Raw records

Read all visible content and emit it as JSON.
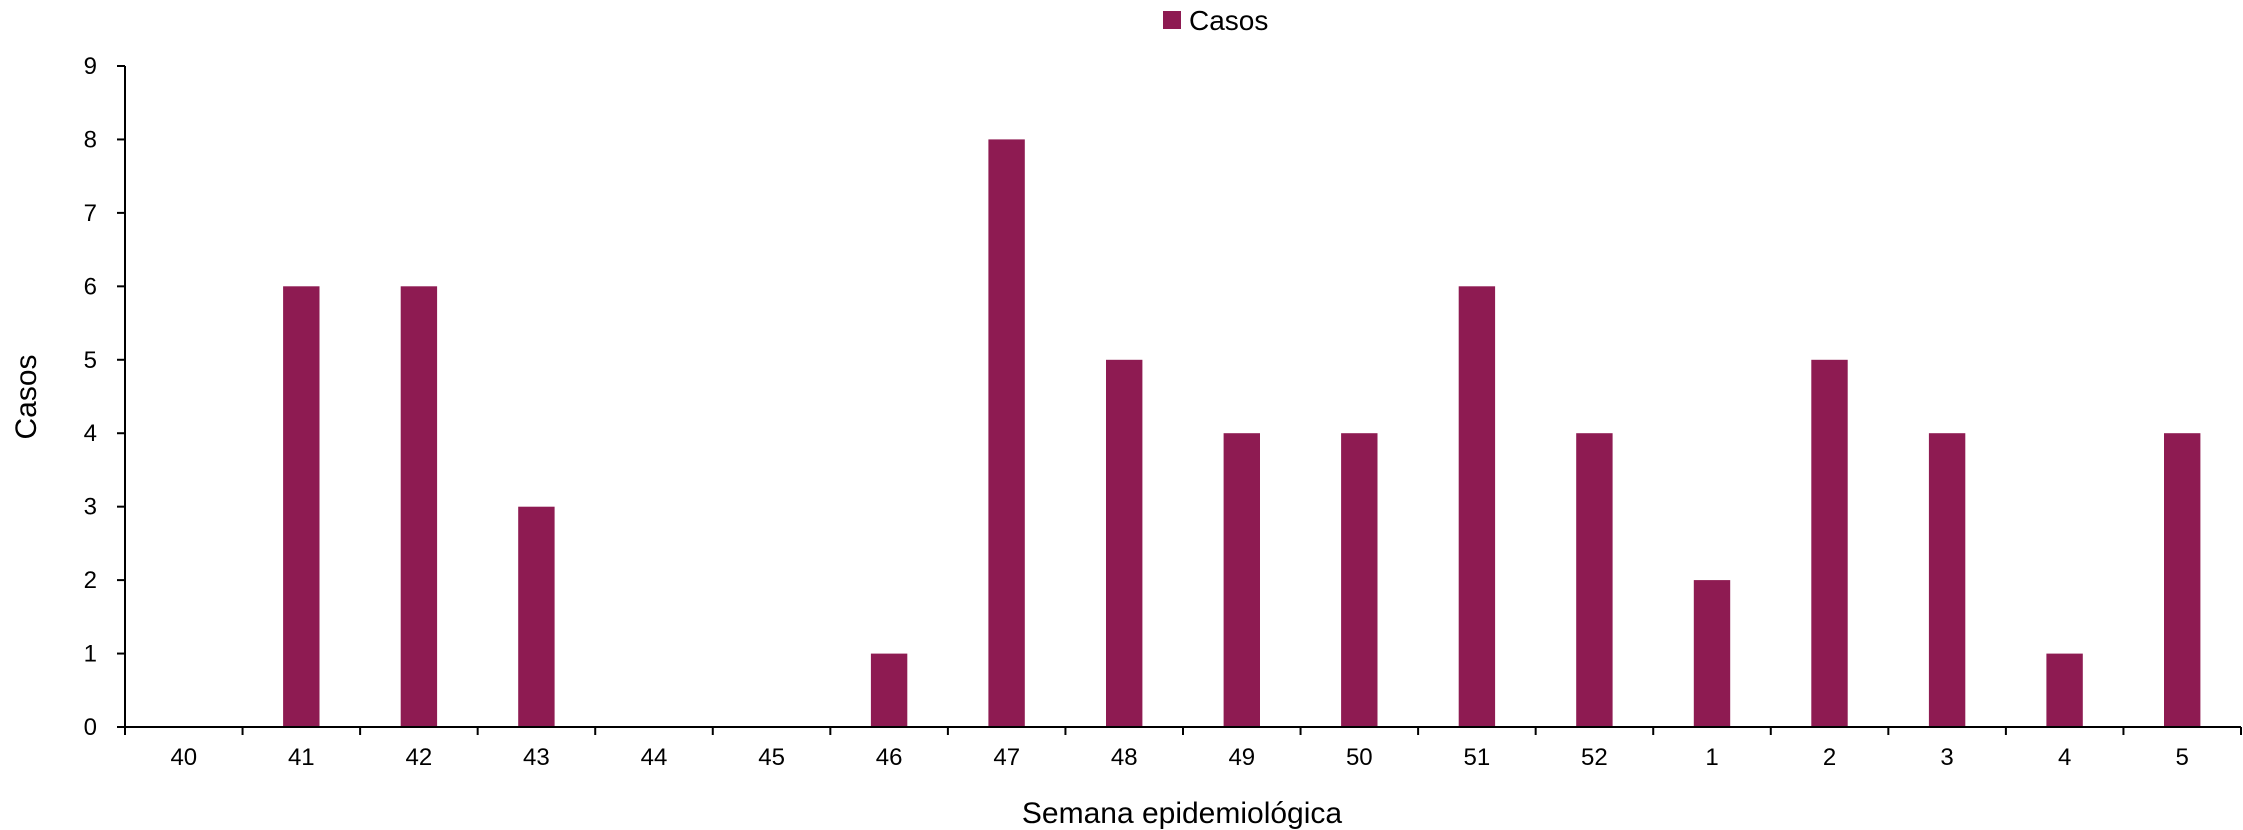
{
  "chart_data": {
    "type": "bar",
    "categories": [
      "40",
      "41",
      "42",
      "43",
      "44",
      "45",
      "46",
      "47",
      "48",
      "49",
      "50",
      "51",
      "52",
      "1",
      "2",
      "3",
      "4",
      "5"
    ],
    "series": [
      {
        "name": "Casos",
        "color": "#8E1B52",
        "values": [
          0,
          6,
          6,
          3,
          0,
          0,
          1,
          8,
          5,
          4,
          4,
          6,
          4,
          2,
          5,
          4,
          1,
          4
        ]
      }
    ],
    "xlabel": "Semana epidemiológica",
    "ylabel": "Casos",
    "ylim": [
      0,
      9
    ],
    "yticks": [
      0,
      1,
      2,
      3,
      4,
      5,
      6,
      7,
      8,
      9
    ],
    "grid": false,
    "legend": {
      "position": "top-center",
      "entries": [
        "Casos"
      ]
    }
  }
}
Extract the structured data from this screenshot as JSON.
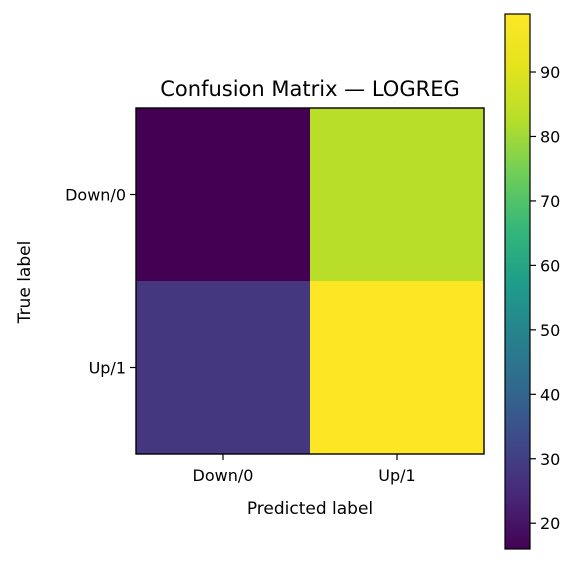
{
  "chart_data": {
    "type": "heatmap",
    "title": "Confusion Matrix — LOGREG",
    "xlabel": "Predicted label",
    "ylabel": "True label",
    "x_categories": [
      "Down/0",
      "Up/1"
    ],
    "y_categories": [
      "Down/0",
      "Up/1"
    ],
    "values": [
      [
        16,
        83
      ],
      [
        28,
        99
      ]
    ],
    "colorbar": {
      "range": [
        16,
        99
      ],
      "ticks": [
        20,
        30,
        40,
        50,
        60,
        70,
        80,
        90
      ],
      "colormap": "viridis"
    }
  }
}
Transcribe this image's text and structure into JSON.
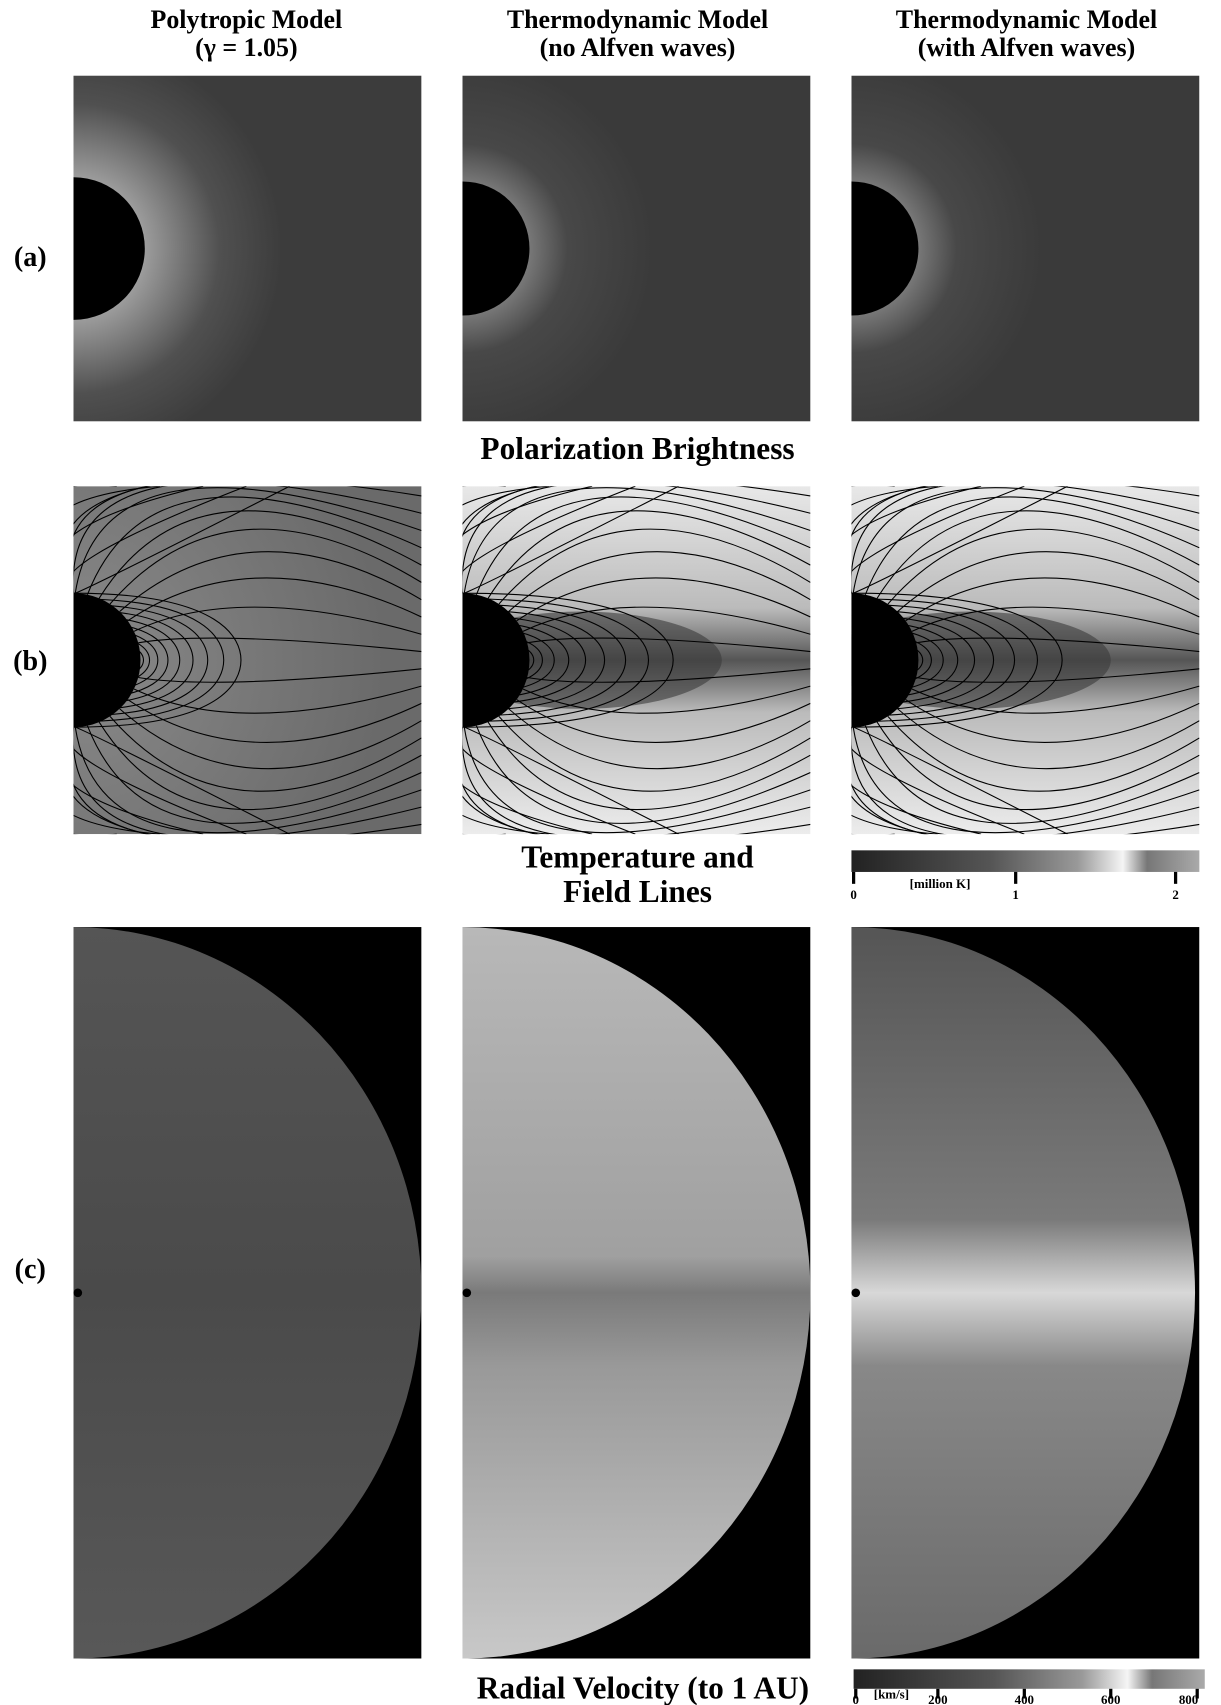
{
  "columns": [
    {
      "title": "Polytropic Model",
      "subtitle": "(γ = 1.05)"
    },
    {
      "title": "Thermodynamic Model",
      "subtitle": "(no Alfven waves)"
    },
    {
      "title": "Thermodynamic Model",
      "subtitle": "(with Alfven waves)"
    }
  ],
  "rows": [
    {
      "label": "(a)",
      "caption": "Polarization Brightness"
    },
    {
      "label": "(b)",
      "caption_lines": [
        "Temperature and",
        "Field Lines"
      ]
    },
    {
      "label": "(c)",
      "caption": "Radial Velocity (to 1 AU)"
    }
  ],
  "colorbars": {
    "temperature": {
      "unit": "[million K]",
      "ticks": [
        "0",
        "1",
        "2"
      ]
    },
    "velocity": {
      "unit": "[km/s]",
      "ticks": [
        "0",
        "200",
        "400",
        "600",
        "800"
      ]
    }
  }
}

» **TASK OBJECTIVE**
In the entries above, find each line with the word "waves" and copy it.

» **REPLY TO THE EXERCISE**
      "subtitle": "(no Alfven waves)"
      "subtitle": "(with Alfven waves)"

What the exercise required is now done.